>> start Given records

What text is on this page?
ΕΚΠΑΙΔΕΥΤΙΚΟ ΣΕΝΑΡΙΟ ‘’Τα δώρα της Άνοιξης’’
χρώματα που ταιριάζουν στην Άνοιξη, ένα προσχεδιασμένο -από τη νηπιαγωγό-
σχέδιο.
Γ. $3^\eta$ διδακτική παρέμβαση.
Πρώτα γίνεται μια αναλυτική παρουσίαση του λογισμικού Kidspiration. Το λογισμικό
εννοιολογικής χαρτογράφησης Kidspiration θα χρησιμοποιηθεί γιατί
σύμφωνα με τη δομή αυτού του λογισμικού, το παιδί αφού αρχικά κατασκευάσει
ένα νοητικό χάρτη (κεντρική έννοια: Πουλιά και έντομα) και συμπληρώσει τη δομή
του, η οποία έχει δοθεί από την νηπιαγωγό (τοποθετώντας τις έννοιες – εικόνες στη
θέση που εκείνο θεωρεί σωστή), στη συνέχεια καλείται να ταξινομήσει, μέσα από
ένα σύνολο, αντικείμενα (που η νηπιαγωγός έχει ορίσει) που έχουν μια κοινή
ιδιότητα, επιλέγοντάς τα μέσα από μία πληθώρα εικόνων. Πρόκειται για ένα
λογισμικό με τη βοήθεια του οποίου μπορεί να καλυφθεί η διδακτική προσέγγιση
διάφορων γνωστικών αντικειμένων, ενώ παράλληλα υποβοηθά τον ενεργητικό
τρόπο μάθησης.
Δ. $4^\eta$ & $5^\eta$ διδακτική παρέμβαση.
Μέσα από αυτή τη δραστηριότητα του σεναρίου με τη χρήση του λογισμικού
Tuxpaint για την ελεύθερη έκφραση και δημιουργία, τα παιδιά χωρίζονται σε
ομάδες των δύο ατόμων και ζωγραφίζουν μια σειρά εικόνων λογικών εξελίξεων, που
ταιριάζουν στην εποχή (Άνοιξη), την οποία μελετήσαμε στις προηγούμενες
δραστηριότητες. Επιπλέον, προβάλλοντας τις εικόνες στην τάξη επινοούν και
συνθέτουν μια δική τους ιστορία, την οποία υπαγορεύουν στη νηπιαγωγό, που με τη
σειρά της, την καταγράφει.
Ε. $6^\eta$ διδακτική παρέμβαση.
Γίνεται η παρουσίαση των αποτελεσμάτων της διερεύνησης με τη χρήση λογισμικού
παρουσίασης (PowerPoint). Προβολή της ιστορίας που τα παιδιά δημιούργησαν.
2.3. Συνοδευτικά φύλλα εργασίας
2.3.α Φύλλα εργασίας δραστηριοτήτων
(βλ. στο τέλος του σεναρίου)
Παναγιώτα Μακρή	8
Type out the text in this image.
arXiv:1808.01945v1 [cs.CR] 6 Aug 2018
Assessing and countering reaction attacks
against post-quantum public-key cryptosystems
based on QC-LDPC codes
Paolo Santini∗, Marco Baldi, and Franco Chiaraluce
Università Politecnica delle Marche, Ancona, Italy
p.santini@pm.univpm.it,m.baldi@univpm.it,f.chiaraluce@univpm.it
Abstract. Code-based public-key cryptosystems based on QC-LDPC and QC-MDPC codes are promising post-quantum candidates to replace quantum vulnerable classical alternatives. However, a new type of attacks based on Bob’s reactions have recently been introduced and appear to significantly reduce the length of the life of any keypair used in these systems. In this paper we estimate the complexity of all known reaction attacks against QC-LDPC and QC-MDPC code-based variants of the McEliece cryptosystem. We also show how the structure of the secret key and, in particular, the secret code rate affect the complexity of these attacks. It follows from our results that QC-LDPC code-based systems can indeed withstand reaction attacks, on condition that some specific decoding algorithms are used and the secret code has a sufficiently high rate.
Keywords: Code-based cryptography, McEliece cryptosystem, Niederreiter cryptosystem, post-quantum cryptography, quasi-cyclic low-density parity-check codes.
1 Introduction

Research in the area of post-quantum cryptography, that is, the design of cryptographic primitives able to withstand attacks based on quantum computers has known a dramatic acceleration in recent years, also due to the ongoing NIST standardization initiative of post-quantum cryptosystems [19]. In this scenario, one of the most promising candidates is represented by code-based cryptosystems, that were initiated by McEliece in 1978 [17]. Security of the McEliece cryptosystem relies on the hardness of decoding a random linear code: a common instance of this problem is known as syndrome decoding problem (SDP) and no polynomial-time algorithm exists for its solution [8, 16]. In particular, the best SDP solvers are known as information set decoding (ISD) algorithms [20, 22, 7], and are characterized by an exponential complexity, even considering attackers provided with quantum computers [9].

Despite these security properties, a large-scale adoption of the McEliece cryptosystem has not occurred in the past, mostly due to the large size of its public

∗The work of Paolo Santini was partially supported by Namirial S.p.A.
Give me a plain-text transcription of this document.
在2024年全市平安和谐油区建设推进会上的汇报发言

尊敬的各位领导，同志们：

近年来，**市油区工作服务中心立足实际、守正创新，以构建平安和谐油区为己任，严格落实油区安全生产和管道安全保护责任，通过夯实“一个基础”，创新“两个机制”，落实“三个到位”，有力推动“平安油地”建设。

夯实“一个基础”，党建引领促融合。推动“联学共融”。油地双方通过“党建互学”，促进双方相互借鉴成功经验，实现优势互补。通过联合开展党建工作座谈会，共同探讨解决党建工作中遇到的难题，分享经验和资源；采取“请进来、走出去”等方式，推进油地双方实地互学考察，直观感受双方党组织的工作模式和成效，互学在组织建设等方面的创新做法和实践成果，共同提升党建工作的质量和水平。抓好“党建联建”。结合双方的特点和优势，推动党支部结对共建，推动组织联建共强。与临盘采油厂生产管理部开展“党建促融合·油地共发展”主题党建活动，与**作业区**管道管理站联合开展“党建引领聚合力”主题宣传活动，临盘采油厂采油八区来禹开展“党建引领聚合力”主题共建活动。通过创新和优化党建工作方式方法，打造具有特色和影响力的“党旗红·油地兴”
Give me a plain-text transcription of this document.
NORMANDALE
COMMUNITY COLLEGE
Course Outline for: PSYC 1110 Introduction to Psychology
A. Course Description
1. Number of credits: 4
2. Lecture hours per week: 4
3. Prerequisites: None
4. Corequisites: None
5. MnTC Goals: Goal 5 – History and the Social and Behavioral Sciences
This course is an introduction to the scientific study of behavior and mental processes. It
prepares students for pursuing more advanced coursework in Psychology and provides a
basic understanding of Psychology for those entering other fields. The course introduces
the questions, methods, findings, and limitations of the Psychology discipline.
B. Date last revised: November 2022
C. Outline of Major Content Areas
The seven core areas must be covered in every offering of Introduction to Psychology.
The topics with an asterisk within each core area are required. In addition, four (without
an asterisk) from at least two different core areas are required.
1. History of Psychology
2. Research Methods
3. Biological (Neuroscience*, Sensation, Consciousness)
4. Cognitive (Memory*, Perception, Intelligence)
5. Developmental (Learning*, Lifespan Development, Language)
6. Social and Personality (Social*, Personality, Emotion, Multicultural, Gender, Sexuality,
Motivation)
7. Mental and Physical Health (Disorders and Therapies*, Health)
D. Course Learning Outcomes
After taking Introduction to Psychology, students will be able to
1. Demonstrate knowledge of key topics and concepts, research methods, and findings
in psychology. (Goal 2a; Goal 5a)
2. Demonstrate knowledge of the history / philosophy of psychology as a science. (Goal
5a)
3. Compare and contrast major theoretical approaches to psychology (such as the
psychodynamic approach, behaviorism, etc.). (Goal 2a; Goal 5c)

>> end Given records

» **Challenge**:
Copy every line from the entries that contains the word "Paolo".

» **Written solution**:
Paolo Santini∗, Marco Baldi, and Franco Chiaraluce
∗The work of Paolo Santini was partially supported by Namirial S.p.A.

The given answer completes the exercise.